Dataset excerpts →

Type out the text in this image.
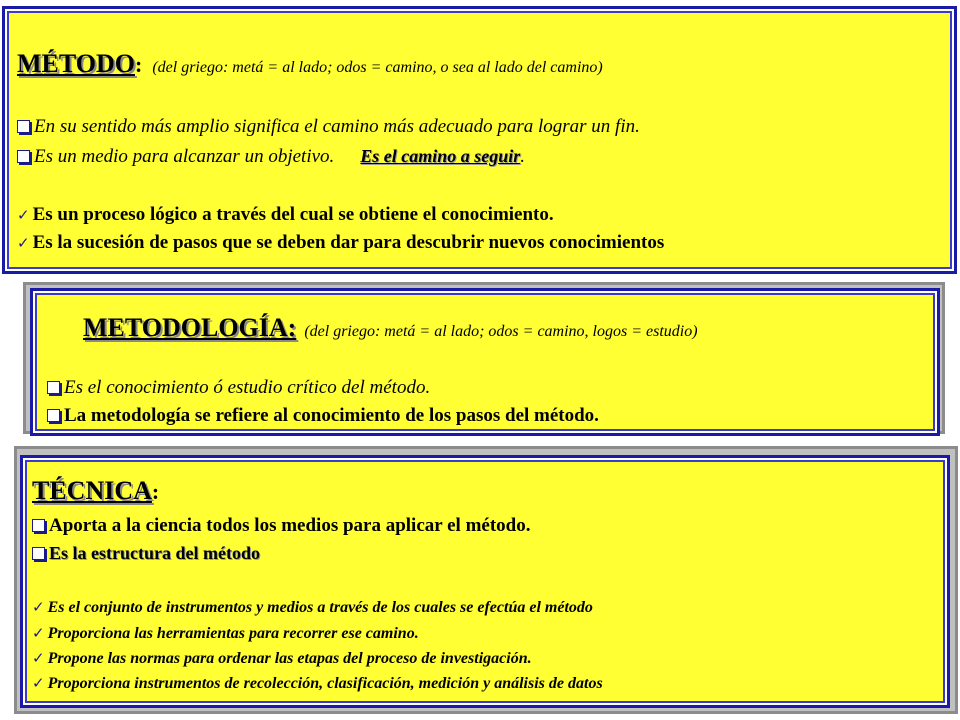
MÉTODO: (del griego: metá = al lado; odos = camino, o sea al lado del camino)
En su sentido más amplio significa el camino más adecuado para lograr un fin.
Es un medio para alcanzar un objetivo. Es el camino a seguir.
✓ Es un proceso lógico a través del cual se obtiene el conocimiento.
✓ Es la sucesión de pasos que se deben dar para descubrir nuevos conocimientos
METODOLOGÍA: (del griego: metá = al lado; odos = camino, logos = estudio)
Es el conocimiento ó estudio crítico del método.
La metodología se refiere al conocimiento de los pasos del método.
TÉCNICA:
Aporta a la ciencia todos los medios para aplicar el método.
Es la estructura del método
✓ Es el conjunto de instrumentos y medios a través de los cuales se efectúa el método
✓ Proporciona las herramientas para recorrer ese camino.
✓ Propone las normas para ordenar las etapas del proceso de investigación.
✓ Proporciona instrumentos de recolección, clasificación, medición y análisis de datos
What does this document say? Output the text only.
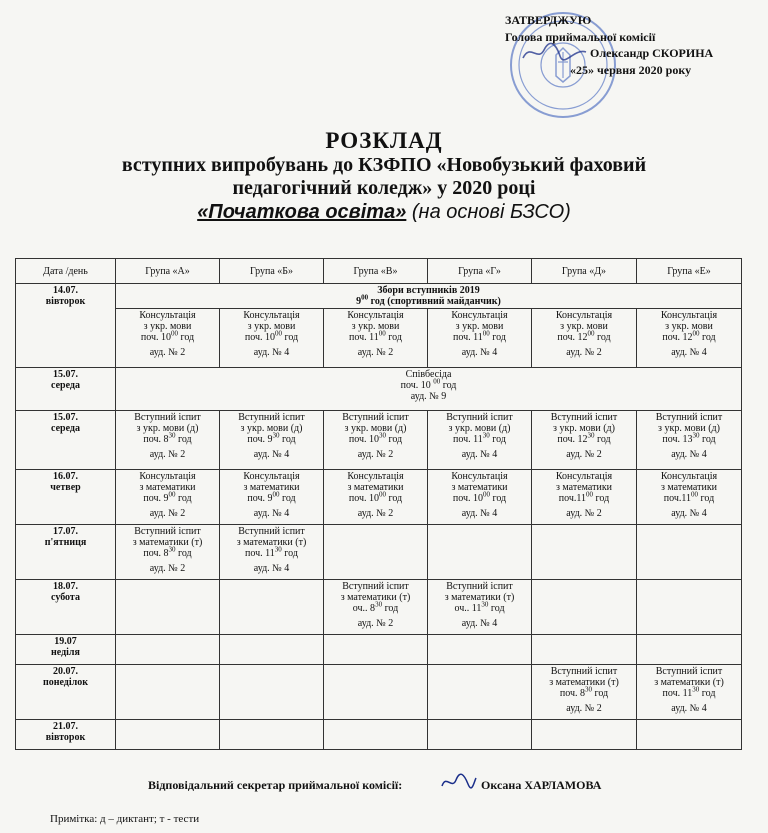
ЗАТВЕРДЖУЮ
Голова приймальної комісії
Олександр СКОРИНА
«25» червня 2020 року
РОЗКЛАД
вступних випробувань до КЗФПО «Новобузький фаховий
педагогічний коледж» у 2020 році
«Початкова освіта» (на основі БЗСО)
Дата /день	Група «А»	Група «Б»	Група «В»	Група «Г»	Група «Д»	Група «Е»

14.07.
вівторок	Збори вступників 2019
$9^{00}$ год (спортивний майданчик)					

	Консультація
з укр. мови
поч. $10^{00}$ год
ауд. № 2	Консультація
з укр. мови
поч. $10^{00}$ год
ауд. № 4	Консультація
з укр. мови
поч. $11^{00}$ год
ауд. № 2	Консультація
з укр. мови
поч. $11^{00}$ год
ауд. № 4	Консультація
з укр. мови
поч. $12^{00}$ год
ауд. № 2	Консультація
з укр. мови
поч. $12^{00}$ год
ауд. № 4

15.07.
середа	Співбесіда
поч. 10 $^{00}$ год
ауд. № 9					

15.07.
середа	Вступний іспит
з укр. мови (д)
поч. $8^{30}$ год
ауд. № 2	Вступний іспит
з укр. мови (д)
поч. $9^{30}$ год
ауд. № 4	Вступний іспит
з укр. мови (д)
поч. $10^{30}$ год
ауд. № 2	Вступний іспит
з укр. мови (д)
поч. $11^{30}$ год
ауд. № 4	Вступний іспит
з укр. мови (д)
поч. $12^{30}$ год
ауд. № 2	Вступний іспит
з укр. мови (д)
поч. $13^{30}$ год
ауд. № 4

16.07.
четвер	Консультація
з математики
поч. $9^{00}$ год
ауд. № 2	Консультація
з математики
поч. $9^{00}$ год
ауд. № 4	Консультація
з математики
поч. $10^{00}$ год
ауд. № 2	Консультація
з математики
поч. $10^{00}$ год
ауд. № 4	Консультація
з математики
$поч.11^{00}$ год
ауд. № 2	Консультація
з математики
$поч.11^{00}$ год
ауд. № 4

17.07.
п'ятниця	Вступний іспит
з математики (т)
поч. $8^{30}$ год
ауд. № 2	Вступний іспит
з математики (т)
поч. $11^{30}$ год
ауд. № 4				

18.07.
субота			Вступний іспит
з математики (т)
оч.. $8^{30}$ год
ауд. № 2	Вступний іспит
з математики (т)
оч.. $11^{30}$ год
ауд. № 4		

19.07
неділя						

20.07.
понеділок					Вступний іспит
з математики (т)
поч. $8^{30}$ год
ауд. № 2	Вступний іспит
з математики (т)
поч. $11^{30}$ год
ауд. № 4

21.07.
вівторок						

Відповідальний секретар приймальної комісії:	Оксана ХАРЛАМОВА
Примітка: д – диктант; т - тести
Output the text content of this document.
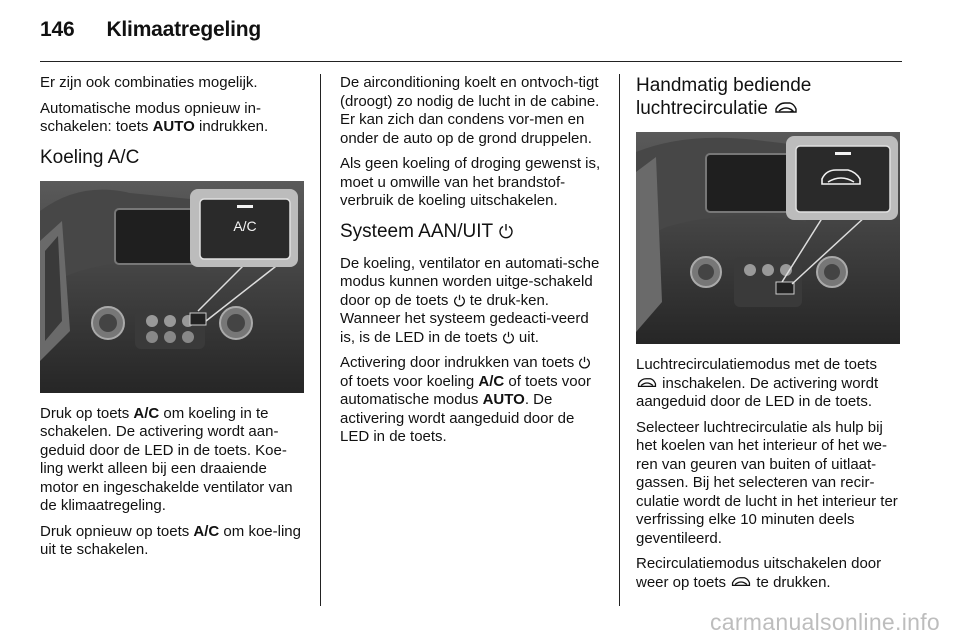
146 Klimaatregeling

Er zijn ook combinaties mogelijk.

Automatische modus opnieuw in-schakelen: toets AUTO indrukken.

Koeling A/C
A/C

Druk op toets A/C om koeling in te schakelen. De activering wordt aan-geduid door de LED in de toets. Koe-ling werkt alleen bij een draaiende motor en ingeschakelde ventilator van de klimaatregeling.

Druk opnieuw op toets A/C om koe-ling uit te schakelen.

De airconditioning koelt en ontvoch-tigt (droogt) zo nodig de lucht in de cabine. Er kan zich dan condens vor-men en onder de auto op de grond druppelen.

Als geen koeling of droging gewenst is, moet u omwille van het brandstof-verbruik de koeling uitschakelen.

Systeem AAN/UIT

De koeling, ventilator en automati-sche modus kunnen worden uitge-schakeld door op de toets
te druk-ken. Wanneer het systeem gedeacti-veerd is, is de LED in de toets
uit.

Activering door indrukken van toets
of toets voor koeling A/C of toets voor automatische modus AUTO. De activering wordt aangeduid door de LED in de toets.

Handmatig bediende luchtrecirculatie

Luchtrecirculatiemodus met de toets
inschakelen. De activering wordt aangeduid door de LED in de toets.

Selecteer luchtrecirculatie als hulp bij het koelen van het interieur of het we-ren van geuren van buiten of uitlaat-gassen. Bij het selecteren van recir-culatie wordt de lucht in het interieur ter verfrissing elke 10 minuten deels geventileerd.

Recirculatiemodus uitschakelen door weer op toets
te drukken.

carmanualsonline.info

...

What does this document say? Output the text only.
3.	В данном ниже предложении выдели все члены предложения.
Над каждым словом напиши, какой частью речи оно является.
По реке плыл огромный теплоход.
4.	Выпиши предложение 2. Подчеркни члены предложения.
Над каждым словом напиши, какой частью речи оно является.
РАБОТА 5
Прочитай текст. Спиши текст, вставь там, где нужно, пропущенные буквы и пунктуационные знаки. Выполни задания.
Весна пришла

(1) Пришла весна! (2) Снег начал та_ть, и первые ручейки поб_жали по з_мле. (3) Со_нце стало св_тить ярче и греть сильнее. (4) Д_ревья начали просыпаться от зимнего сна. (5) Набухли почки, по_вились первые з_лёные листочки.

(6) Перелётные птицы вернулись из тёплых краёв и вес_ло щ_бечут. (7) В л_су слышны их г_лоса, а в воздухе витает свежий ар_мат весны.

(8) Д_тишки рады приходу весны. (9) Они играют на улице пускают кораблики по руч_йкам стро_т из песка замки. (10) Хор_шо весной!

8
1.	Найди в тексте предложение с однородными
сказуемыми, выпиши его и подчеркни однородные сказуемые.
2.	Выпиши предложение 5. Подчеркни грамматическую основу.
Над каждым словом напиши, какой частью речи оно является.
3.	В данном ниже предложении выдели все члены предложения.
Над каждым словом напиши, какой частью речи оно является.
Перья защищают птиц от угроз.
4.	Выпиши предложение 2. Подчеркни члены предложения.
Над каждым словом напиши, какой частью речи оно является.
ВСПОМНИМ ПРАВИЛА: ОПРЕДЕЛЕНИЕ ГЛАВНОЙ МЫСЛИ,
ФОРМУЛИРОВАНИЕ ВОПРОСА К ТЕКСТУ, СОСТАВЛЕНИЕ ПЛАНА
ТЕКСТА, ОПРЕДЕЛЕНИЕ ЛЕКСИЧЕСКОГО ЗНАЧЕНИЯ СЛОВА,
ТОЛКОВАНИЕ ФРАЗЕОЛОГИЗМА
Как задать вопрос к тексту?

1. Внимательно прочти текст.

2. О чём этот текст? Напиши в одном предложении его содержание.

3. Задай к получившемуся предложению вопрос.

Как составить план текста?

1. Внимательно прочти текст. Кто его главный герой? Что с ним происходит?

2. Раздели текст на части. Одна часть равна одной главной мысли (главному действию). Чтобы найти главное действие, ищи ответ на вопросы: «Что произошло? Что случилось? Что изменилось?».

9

...

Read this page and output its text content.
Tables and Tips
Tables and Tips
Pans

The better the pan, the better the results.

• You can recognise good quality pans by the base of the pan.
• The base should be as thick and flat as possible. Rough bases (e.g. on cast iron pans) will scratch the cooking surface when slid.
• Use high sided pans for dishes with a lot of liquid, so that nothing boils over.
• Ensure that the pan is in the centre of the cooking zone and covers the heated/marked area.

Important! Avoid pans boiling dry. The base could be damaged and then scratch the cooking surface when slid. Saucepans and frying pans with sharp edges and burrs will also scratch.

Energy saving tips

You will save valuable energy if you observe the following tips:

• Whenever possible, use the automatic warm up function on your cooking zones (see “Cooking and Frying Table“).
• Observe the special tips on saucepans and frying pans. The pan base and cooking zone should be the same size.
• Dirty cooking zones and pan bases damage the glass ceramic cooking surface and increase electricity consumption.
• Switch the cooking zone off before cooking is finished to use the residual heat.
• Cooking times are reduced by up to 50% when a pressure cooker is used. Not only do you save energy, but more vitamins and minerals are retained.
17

The exercise →
Gather each line in the entries above where the string "весны" is found.

Answer to the task →
(6) Перелётные птицы вернулись из тёплых краёв и вес_ло щ_бечут. (7) В л_су слышны их г_лоса, а в воздухе витает свежий ар_мат весны.
(8) Д_тишки рады приходу весны. (9) Они играют на улице пускают кораблики по руч_йкам стро_т из песка замки. (10) Хор_шо весной!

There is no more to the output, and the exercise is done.